Records from a collection:
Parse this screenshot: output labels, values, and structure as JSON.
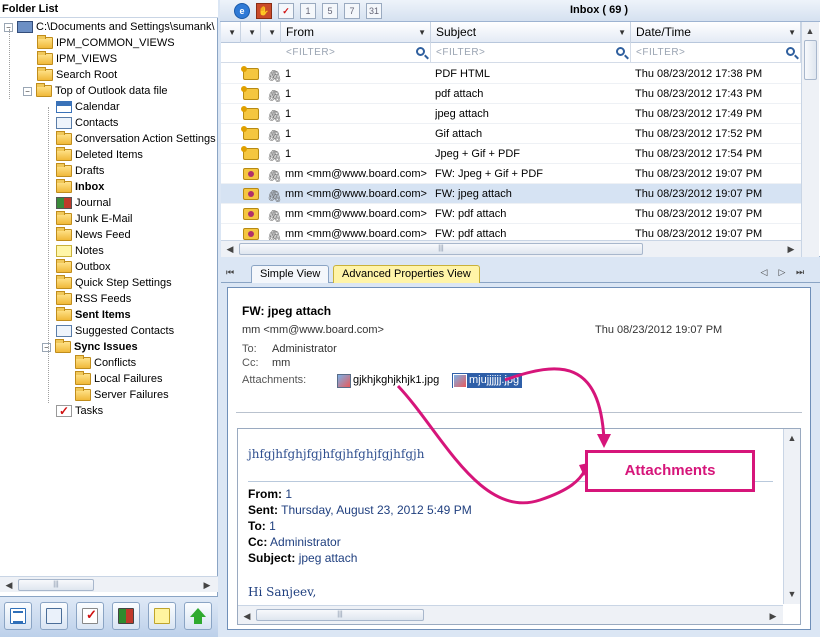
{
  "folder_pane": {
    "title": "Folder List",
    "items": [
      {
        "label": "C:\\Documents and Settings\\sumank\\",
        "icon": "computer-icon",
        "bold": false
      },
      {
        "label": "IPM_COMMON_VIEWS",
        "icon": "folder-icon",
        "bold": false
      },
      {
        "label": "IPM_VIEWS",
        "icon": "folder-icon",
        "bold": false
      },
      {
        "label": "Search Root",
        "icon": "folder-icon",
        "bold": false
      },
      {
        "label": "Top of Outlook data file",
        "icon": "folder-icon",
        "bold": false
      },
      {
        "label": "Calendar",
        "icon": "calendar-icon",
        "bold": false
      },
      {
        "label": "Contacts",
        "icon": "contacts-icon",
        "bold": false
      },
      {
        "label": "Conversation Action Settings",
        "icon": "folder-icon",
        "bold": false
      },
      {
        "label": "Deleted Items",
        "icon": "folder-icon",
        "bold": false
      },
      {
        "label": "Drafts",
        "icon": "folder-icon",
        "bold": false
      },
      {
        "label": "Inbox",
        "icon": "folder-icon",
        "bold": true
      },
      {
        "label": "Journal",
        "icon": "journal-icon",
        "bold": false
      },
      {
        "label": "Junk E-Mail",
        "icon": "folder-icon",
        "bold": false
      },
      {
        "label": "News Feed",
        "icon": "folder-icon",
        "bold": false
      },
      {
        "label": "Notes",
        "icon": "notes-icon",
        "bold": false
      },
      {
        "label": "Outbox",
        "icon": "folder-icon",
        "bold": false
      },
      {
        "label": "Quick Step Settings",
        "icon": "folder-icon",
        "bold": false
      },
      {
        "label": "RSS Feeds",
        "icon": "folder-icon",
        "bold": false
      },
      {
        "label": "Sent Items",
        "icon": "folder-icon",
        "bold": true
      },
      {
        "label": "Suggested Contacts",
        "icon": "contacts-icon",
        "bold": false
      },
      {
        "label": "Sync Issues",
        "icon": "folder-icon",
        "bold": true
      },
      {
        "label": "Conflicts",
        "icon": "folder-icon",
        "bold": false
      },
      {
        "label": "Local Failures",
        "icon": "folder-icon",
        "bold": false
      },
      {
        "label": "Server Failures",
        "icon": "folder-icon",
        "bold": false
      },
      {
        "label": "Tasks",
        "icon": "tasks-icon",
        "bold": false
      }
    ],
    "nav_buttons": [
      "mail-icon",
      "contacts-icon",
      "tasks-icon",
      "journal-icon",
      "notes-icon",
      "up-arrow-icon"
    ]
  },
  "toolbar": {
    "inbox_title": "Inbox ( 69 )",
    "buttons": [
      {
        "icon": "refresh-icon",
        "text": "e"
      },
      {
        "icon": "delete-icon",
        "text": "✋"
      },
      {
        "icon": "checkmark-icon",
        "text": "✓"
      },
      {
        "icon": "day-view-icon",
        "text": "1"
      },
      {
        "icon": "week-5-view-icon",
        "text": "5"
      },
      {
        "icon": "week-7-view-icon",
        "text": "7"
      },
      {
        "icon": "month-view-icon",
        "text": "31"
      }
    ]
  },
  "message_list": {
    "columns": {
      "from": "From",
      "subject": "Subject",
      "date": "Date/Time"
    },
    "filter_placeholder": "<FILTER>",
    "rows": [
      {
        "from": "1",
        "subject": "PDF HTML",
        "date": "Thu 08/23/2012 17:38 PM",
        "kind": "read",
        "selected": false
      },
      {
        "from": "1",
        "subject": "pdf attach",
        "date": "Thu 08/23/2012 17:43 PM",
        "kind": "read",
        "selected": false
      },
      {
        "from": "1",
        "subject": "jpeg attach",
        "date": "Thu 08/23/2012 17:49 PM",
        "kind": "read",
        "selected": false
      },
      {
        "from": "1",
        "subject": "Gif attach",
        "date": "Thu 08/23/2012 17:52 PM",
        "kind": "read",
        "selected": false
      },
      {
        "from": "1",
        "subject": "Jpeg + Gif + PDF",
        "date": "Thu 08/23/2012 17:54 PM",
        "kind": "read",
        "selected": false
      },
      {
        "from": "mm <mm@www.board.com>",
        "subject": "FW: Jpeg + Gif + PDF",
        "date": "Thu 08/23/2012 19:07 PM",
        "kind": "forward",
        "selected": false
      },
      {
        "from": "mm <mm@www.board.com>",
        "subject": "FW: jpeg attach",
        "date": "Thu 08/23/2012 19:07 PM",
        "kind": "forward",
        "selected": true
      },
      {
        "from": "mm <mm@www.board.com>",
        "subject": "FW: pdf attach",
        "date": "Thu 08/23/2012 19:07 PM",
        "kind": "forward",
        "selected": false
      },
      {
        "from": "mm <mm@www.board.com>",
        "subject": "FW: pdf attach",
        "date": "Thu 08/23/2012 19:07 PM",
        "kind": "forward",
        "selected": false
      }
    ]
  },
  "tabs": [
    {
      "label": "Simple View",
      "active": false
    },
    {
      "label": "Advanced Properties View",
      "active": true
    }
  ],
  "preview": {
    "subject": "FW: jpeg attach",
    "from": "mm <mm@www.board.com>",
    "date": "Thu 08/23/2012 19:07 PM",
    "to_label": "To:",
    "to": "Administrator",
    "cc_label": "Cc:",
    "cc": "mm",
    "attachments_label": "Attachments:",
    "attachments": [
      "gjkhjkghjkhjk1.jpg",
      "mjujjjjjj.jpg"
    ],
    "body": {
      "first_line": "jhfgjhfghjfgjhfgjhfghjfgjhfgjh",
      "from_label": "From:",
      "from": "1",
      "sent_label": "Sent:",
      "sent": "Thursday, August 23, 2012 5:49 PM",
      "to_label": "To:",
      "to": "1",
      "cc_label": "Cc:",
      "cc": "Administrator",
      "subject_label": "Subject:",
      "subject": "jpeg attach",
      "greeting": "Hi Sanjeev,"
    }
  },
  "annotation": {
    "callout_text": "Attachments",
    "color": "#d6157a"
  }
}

**GIVEN INSTRUCTION**
Copy out every line of the listing that contains the string "Administrator".

**WORKED ANSWER**
    "to": "Administrator",
      "cc": "Administrator",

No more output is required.